■ YOUR INSTRUCTIONS ■
Your copy of the material below should match it exactly, except that it holds no pictures.
====== RECORDS TO USE
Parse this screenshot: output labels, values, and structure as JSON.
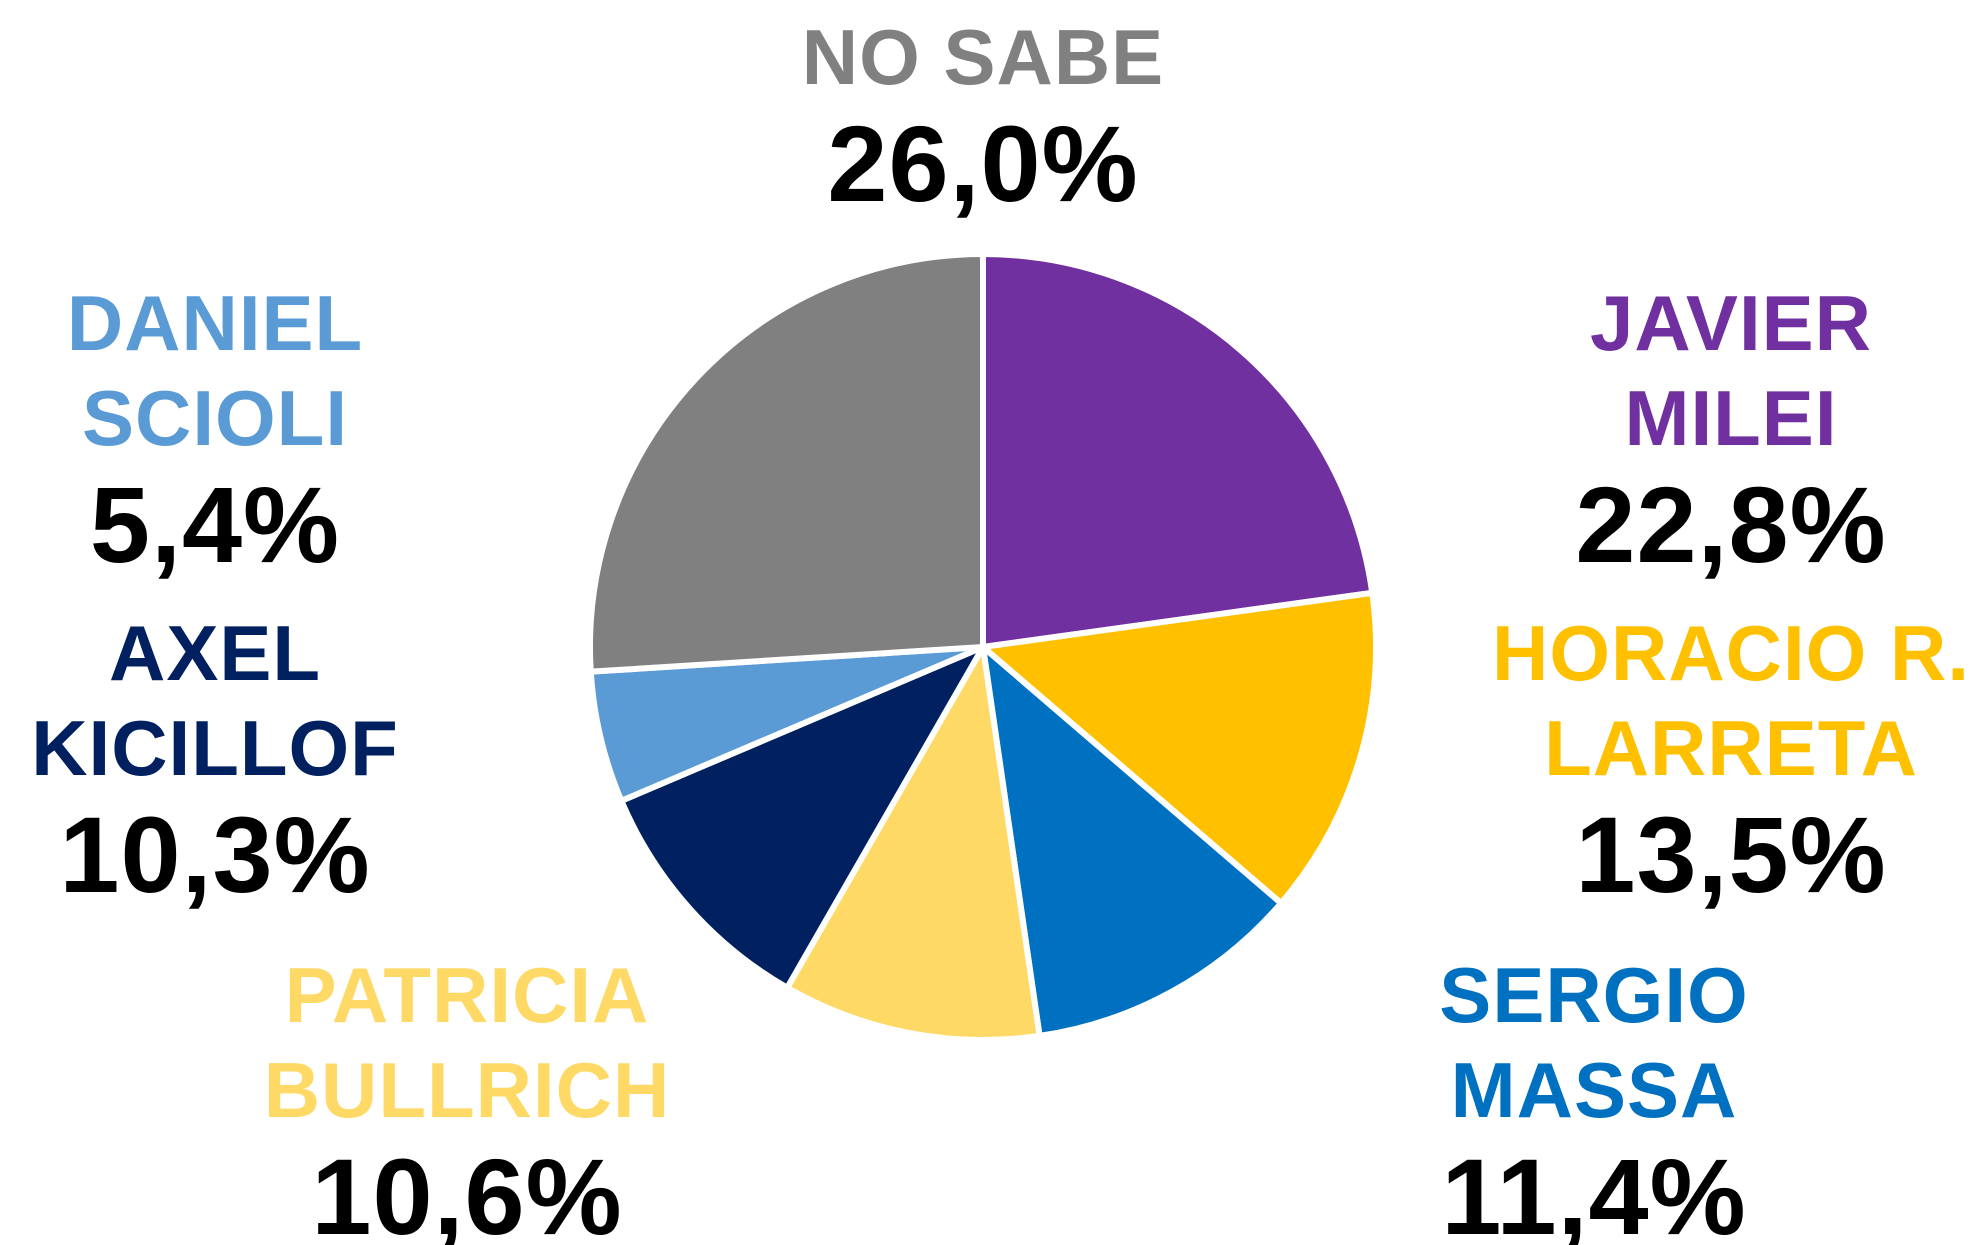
{
  "chart_data": {
    "type": "pie",
    "categories": [
      "JAVIER MILEI",
      "HORACIO R. LARRETA",
      "SERGIO MASSA",
      "PATRICIA BULLRICH",
      "AXEL KICILLOF",
      "DANIEL SCIOLI",
      "NO SABE"
    ],
    "values": [
      22.8,
      13.5,
      11.4,
      10.6,
      10.3,
      5.4,
      26.0
    ],
    "value_labels": [
      "22,8%",
      "13,5%",
      "11,4%",
      "10,6%",
      "10,3%",
      "5,4%",
      "26,0%"
    ],
    "colors": [
      "#7030a0",
      "#ffc000",
      "#0070c0",
      "#ffd966",
      "#002060",
      "#5b9bd5",
      "#808080"
    ]
  }
}
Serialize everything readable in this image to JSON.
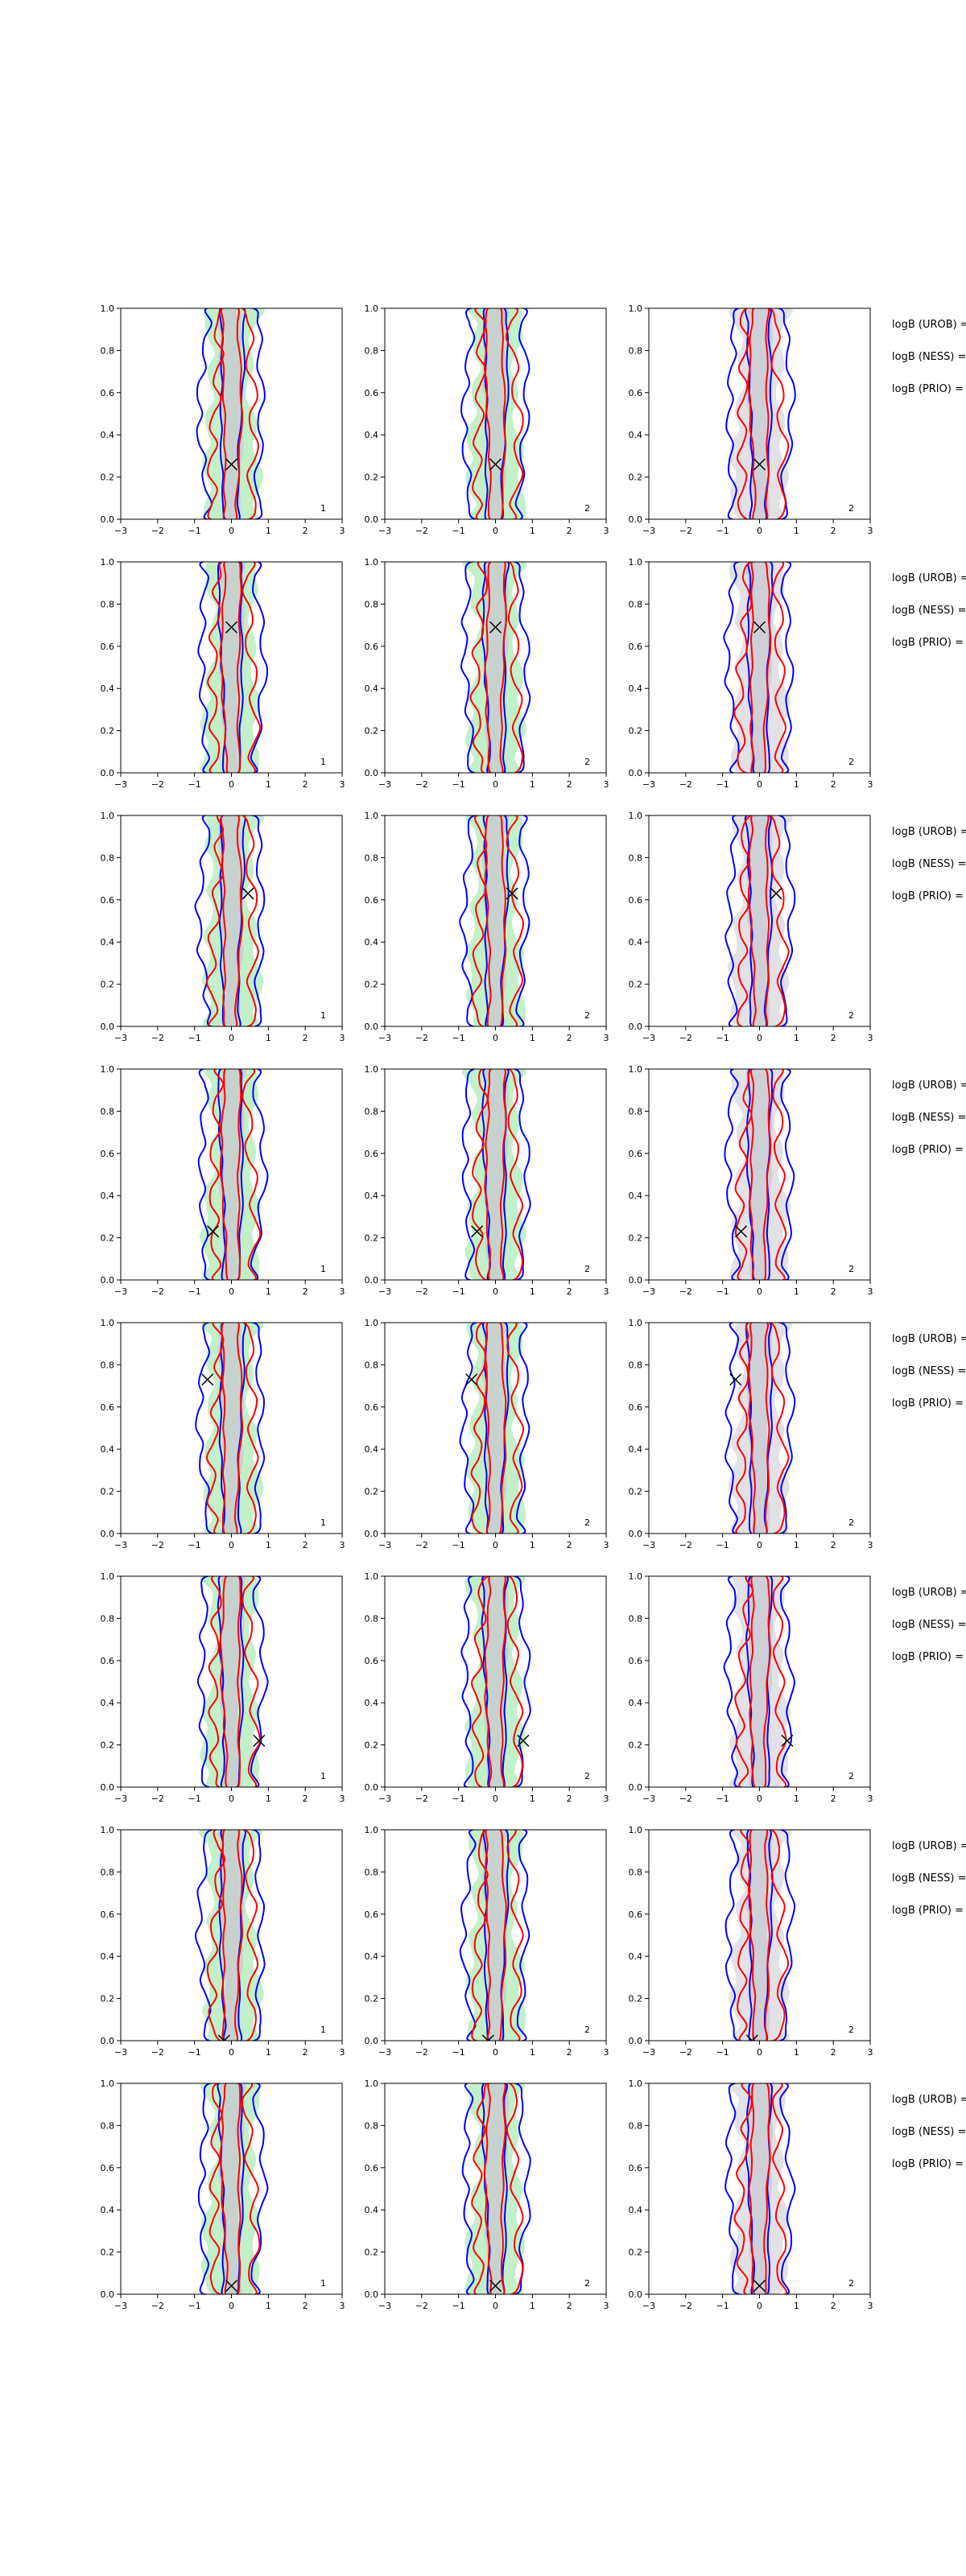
{
  "chart_data": {
    "type": "contour",
    "description_free": true,
    "xlim": [
      -3,
      3
    ],
    "ylim": [
      0,
      1
    ],
    "xticks": [
      "−3",
      "−2",
      "−1",
      "0",
      "1",
      "2",
      "3"
    ],
    "yticks": [
      "0.0",
      "0.2",
      "0.4",
      "0.6",
      "0.8",
      "1.0"
    ],
    "colors": {
      "green_fill": "#8fe39a",
      "grey_fill": "#c8c8d2",
      "blue_line": "#0000ff",
      "red_line": "#ff0000",
      "frame": "#000000"
    },
    "column_labels": [
      "1",
      "2",
      "2"
    ],
    "legend_lines": [
      "logB (UROB) =",
      "logB (NESS) =",
      "logB (PRIO) ="
    ],
    "rows": [
      {
        "marker": [
          0.0,
          0.26
        ]
      },
      {
        "marker": [
          0.0,
          0.69
        ]
      },
      {
        "marker": [
          0.45,
          0.63
        ]
      },
      {
        "marker": [
          -0.5,
          0.23
        ]
      },
      {
        "marker": [
          -0.65,
          0.73
        ]
      },
      {
        "marker": [
          0.75,
          0.22
        ]
      },
      {
        "marker": [
          -0.2,
          0.0
        ]
      },
      {
        "marker": [
          0.0,
          0.04
        ]
      }
    ]
  }
}
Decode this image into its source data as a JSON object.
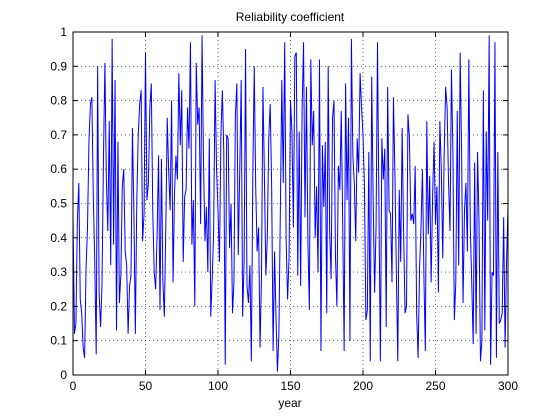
============
■ ANSWER IN FULL ■
Parse this screenshot: output labels, values, and structure as JSON.
{
  "chart_data": {
    "type": "pie",
    "categories": [
      "JAVIER MILEI",
      "HORACIO R. LARRETA",
      "SERGIO MASSA",
      "PATRICIA BULLRICH",
      "AXEL KICILLOF",
      "DANIEL SCIOLI",
      "NO SABE"
    ],
    "values": [
      22.8,
      13.5,
      11.4,
      10.6,
      10.3,
      5.4,
      26.0
    ],
    "value_labels": [
      "22,8%",
      "13,5%",
      "11,4%",
      "10,6%",
      "10,3%",
      "5,4%",
      "26,0%"
    ],
    "colors": [
      "#7030a0",
      "#ffc000",
      "#0070c0",
      "#ffd966",
      "#002060",
      "#5b9bd5",
      "#808080"
    ]
  }
}
Serialize everything readable in this image to JSON.
{
  "chart_data": {
    "type": "contour",
    "description_free": true,
    "xlim": [
      -3,
      3
    ],
    "ylim": [
      0,
      1
    ],
    "xticks": [
      "−3",
      "−2",
      "−1",
      "0",
      "1",
      "2",
      "3"
    ],
    "yticks": [
      "0.0",
      "0.2",
      "0.4",
      "0.6",
      "0.8",
      "1.0"
    ],
    "colors": {
      "green_fill": "#8fe39a",
      "grey_fill": "#c8c8d2",
      "blue_line": "#0000ff",
      "red_line": "#ff0000",
      "frame": "#000000"
    },
    "column_labels": [
      "1",
      "2",
      "2"
    ],
    "legend_lines": [
      "logB (UROB) =",
      "logB (NESS) =",
      "logB (PRIO) ="
    ],
    "rows": [
      {
        "marker": [
          0.0,
          0.26
        ]
      },
      {
        "marker": [
          0.0,
          0.69
        ]
      },
      {
        "marker": [
          0.45,
          0.63
        ]
      },
      {
        "marker": [
          -0.5,
          0.23
        ]
      },
      {
        "marker": [
          -0.65,
          0.73
        ]
      },
      {
        "marker": [
          0.75,
          0.22
        ]
      },
      {
        "marker": [
          -0.2,
          0.0
        ]
      },
      {
        "marker": [
          0.0,
          0.04
        ]
      }
    ]
  }
}
Decode this image into its source data as a JSON object.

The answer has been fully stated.